| Description of the task |
Identify all lines below that hold "sincerely" and collect them.

# start of Data section

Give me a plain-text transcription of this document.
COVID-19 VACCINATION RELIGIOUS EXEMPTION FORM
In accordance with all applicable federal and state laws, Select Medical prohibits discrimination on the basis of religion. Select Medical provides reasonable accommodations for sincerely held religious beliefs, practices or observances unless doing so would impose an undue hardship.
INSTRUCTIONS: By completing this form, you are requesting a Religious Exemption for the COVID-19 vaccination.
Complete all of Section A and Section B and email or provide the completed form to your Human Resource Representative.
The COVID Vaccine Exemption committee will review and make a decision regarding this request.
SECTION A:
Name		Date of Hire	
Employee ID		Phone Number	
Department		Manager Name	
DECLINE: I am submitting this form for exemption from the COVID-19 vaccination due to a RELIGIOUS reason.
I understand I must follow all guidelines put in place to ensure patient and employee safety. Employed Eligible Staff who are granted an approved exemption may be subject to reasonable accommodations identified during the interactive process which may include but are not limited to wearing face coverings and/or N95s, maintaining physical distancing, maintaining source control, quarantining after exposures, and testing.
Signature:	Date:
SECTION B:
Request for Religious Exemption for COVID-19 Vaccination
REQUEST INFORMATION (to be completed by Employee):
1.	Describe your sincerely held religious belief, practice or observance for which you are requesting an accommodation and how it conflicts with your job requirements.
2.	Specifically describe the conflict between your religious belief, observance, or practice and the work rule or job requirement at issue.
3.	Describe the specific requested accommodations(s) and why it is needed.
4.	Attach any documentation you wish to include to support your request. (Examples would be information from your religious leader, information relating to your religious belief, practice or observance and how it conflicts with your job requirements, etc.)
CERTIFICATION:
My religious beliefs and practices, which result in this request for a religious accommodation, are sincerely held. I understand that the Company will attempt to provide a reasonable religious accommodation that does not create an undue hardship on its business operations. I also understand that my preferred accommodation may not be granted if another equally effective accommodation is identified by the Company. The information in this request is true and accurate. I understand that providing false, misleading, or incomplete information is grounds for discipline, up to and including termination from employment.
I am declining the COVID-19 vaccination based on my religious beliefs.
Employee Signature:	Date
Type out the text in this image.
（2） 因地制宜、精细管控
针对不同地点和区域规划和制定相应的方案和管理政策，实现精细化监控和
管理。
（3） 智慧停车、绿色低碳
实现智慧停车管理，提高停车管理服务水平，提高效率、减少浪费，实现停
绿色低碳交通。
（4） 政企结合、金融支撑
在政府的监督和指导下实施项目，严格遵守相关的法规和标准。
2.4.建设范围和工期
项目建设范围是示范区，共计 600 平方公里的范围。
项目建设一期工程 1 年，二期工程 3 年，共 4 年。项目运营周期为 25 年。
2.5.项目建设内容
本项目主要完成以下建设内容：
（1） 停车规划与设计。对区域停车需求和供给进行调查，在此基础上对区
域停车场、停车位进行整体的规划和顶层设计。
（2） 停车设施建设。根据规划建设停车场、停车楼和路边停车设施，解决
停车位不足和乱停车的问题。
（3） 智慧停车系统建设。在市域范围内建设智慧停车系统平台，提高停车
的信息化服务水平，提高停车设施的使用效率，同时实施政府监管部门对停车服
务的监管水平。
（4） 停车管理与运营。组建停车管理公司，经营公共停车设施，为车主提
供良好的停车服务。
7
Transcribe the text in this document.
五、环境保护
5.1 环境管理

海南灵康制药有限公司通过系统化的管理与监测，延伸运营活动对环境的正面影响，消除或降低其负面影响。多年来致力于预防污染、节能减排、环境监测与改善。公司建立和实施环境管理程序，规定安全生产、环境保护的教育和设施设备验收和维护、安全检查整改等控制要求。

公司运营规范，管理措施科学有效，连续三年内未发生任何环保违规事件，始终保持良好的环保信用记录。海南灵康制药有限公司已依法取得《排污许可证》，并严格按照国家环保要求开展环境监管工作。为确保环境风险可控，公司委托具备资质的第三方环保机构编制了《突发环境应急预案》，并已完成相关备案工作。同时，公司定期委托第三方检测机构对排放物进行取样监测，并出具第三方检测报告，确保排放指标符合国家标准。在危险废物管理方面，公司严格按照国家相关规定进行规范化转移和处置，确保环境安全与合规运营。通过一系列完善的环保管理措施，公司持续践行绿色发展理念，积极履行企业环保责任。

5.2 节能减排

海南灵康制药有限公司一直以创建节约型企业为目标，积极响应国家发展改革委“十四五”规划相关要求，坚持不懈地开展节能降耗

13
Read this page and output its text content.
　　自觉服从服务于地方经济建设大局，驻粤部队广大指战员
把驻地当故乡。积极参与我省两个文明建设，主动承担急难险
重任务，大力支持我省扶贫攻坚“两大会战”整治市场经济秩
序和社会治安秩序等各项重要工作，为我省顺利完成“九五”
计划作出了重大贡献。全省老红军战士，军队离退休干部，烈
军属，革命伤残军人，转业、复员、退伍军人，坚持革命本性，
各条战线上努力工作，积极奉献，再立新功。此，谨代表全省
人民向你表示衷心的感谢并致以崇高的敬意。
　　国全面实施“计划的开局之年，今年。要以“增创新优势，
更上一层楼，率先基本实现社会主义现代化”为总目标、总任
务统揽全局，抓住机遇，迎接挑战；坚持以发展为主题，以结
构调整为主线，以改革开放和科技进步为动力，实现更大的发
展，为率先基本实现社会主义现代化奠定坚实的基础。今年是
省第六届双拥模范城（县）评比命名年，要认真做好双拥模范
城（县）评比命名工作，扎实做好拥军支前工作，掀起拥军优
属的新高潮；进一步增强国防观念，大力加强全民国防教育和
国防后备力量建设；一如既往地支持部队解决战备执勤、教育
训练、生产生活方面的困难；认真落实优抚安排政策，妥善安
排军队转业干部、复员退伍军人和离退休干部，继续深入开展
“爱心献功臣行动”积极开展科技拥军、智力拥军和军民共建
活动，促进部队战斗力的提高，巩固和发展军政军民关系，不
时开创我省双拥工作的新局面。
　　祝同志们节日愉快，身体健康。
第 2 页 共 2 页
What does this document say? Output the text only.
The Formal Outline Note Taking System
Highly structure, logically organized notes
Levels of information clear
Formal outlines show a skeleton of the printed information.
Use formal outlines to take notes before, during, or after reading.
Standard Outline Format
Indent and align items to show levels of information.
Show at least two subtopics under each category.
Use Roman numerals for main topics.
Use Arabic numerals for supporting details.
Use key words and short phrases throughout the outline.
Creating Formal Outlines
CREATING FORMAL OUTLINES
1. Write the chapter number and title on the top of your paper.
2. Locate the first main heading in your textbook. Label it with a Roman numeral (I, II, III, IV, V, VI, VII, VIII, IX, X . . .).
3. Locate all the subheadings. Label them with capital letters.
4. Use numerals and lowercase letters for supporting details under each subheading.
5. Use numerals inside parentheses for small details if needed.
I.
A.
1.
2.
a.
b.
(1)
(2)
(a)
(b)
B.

# end of Data section

| Response below |
In accordance with all applicable federal and state laws, Select Medical prohibits discrimination on the basis of religion. Select Medical provides reasonable accommodations for sincerely held religious beliefs, practices or observances unless doing so would impose an undue hardship.
1.	Describe your sincerely held religious belief, practice or observance for which you are requesting an accommodation and how it conflicts with your job requirements.
My religious beliefs and practices, which result in this request for a religious accommodation, are sincerely held. I understand that the Company will attempt to provide a reasonable religious accommodation that does not create an undue hardship on its business operations. I also understand that my preferred accommodation may not be granted if another equally effective accommodation is identified by the Company. The information in this request is true and accurate. I understand that providing false, misleading, or incomplete information is grounds for discipline, up to and including termination from employment.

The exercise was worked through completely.